- _To do_:
Scan the material and copy every line in which "пшеница" appears.

>> Start Listing

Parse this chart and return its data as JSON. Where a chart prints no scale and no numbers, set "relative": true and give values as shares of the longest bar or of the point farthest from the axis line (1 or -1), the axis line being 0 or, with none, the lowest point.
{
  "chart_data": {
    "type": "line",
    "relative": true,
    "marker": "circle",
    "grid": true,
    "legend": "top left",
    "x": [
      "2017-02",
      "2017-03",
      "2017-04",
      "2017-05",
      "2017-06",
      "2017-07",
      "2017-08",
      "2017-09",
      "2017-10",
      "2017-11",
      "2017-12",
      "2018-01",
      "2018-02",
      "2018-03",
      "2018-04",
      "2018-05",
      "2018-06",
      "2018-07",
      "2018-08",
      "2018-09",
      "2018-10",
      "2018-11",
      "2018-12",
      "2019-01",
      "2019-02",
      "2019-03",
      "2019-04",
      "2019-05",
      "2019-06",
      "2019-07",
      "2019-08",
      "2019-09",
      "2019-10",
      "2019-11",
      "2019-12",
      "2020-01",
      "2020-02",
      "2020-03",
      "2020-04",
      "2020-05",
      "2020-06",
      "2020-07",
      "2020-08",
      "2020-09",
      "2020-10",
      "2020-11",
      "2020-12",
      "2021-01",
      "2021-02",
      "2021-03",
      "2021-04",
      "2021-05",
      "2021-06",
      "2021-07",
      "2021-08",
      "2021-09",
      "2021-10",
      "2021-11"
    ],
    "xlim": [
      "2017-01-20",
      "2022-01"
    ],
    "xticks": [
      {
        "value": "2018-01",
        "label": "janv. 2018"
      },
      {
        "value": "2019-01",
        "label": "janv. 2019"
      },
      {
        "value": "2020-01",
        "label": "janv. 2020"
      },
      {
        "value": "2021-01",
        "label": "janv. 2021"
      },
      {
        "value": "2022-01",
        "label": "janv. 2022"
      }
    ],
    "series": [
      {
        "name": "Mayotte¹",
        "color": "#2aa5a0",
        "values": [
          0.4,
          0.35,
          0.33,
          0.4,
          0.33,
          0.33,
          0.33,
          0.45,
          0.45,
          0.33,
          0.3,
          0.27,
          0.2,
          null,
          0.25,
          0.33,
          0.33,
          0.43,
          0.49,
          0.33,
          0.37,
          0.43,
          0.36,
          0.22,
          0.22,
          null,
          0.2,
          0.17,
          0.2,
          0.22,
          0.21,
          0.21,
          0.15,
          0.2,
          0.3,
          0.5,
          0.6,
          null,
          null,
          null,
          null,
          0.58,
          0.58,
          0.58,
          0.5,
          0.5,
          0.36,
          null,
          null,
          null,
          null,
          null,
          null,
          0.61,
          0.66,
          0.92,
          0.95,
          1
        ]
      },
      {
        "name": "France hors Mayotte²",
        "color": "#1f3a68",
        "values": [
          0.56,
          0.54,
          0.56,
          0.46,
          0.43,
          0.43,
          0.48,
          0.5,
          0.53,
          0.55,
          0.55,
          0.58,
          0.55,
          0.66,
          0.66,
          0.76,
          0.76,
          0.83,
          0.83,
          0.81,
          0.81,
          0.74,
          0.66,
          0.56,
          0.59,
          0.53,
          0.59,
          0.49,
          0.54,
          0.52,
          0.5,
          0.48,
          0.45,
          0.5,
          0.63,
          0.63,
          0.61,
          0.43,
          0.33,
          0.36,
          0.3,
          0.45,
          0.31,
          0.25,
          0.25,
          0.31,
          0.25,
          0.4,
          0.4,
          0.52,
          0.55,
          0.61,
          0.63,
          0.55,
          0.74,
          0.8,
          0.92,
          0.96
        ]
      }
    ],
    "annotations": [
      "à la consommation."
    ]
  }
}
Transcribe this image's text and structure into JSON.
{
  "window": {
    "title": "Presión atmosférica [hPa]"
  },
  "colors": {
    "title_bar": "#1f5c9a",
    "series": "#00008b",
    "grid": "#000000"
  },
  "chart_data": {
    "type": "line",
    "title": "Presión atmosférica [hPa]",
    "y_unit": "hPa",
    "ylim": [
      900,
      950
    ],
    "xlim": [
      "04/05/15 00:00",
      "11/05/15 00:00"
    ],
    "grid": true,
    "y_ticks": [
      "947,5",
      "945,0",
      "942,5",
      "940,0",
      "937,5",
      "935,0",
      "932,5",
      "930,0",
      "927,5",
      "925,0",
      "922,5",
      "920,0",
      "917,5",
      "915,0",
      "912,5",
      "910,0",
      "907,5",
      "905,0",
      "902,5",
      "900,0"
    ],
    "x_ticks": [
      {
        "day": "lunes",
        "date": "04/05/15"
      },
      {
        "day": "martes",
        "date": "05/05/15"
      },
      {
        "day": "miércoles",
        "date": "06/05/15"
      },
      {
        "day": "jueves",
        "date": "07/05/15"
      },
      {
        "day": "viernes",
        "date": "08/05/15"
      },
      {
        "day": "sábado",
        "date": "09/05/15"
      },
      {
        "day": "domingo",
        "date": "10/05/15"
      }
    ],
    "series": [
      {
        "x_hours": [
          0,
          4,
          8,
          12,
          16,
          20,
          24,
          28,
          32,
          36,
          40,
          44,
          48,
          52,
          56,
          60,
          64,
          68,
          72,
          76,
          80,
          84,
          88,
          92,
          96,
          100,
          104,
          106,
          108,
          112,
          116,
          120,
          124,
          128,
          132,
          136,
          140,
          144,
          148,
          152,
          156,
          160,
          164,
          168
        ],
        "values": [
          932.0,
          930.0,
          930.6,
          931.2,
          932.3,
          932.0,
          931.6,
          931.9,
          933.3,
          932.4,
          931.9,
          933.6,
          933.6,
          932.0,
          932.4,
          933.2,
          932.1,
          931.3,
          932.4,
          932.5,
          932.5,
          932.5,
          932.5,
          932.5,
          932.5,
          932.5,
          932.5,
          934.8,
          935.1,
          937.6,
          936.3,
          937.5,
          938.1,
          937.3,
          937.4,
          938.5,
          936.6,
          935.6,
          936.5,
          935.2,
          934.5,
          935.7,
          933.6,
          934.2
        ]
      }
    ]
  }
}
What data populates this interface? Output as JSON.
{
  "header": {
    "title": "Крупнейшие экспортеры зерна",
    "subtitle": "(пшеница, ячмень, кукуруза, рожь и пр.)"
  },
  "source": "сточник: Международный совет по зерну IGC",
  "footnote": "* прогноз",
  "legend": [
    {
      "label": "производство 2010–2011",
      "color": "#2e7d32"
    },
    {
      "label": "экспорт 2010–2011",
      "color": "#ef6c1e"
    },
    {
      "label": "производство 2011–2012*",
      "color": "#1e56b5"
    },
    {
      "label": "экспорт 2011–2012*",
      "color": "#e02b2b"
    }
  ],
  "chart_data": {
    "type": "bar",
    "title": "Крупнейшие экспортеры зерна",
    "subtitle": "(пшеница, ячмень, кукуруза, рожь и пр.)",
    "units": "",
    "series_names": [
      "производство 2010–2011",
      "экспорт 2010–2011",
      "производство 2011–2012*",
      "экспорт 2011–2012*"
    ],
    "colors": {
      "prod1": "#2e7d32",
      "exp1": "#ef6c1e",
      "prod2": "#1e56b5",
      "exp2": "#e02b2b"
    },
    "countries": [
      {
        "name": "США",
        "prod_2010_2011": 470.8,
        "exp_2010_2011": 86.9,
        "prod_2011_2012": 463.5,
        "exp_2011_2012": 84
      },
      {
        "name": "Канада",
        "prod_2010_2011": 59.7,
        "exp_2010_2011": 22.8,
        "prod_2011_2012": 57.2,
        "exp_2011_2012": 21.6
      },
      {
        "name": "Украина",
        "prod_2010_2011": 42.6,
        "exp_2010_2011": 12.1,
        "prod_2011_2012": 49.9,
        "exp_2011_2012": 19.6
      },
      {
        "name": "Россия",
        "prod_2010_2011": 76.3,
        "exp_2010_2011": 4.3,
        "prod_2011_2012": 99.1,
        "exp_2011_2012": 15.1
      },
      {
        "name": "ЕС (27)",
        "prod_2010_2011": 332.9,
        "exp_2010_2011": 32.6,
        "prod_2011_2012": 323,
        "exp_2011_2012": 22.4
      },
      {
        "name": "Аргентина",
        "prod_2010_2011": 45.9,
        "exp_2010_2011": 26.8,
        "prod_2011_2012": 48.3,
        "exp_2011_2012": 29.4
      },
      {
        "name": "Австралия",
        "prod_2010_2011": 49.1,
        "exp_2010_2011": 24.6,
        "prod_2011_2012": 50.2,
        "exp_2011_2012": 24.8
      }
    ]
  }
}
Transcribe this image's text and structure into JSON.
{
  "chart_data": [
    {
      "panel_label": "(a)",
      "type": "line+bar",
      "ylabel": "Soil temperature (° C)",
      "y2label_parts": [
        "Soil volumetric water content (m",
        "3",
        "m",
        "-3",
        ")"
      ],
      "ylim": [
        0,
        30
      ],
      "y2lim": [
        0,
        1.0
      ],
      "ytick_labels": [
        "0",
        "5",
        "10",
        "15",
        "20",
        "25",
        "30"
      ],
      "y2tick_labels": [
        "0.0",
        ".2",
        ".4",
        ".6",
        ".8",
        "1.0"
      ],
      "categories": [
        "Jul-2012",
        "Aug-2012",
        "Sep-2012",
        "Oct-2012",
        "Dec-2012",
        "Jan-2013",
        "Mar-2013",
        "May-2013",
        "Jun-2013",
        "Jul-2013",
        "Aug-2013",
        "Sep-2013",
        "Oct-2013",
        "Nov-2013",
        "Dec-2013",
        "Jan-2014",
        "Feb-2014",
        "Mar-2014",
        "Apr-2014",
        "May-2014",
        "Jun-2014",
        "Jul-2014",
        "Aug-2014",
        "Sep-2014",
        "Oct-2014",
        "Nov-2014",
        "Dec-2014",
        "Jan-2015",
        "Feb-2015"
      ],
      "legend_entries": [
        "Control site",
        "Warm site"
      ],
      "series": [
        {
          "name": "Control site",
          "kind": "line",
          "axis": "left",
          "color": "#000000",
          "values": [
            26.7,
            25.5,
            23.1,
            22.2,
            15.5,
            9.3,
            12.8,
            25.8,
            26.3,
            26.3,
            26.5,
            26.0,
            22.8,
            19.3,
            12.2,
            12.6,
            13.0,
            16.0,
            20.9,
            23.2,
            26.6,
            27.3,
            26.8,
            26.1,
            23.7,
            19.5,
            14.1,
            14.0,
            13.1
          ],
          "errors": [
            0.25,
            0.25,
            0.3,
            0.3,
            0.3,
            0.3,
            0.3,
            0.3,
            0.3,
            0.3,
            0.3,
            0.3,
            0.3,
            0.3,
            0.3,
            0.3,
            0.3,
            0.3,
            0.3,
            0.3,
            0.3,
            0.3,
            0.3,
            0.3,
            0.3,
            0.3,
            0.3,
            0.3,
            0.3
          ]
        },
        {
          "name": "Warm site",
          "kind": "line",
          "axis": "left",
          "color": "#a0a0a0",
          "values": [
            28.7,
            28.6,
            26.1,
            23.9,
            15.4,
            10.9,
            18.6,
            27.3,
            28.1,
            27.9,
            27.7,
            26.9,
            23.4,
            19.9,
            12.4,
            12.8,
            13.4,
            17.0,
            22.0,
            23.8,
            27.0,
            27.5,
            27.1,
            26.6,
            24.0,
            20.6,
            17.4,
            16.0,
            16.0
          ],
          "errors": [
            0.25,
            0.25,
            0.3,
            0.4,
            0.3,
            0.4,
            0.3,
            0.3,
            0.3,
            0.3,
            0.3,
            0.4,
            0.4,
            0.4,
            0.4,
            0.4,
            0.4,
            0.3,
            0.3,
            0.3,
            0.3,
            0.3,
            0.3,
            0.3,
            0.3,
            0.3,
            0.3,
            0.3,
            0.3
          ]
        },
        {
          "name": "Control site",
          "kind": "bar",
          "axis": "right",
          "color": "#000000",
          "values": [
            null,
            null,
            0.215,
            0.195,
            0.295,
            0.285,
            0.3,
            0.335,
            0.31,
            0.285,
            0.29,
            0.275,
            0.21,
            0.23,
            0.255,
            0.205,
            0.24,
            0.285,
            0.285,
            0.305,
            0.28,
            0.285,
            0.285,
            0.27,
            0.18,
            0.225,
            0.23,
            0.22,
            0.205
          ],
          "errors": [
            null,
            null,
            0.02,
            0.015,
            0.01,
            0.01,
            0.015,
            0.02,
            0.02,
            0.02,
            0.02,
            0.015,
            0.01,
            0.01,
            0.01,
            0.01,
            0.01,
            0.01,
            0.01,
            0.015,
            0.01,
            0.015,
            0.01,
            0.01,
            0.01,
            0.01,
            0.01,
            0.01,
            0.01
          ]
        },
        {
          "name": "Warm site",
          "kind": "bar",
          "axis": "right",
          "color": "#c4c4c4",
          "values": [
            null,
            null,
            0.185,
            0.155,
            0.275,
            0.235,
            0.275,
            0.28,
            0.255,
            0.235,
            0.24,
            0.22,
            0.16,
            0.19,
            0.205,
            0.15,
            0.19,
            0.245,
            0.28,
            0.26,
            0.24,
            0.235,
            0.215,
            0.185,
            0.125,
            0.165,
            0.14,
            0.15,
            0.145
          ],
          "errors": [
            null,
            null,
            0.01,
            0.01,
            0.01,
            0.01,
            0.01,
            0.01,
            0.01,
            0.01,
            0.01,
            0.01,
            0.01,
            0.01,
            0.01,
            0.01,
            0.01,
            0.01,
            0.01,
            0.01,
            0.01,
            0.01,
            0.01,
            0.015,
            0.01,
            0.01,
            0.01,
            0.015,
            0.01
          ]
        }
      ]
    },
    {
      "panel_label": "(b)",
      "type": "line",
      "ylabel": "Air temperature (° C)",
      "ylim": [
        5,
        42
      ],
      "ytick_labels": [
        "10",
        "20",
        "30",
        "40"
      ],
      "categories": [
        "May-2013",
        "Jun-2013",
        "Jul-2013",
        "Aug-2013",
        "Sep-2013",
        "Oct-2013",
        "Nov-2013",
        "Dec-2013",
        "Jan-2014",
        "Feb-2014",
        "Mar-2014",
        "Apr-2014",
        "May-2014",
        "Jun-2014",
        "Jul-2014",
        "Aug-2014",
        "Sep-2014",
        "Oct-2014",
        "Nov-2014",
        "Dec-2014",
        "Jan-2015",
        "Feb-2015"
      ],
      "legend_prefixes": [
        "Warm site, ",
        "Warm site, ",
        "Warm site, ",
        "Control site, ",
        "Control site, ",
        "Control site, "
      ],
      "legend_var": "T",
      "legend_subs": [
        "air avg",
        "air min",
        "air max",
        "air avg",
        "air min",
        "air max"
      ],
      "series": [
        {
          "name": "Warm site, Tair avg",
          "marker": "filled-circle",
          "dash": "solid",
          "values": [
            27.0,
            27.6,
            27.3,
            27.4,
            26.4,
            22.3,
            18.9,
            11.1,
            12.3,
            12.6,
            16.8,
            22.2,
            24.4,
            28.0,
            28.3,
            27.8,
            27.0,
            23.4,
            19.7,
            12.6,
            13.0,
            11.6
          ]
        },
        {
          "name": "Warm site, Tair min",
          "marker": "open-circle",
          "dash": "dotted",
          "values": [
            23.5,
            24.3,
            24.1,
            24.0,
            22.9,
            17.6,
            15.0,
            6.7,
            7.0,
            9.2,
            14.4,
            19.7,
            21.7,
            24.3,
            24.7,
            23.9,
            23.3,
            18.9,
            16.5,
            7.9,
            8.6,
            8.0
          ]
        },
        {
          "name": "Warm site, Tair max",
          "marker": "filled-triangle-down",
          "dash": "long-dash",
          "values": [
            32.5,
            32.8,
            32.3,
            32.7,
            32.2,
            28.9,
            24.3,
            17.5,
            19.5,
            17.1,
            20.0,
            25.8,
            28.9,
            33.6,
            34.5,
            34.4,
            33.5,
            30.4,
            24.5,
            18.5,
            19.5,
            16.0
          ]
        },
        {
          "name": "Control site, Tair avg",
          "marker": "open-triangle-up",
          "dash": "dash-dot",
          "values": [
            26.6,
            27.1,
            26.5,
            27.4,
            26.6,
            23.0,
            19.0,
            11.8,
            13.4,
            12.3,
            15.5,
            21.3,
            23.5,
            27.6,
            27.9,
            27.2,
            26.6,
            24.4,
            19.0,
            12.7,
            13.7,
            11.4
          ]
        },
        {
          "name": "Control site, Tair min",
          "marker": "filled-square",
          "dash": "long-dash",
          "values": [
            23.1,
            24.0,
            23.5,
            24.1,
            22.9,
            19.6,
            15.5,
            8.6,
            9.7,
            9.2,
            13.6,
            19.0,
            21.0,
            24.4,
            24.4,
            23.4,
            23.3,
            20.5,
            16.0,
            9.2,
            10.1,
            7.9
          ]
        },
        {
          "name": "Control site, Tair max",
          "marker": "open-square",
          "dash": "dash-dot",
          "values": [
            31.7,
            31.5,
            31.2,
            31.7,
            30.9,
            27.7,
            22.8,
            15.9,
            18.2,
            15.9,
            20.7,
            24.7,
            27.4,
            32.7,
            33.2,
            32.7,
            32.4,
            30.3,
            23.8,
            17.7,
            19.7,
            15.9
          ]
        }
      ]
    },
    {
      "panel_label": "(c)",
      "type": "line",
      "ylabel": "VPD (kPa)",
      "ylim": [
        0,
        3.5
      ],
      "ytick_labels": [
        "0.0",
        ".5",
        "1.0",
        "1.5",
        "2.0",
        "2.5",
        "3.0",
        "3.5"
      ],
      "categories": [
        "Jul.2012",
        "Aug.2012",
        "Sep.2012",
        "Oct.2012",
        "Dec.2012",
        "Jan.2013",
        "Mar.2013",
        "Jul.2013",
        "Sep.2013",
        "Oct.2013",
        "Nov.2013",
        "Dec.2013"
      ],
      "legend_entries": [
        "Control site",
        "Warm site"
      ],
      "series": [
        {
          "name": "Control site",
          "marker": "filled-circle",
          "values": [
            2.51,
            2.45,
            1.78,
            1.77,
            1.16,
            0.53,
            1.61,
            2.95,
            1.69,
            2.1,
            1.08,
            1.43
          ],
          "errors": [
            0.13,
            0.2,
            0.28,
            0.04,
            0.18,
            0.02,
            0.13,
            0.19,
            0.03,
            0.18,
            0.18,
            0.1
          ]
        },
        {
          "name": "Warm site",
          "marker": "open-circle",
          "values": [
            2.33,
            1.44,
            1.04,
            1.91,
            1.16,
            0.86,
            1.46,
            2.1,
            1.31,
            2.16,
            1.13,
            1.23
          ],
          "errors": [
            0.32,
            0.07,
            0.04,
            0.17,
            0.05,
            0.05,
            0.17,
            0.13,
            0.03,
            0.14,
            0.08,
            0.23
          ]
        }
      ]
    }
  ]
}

>> End Listing

- _Result_:
    "subtitle": "(пшеница, ячмень, кукуруза, рожь и пр.)"
    "subtitle": "(пшеница, ячмень, кукуруза, рожь и пр.)",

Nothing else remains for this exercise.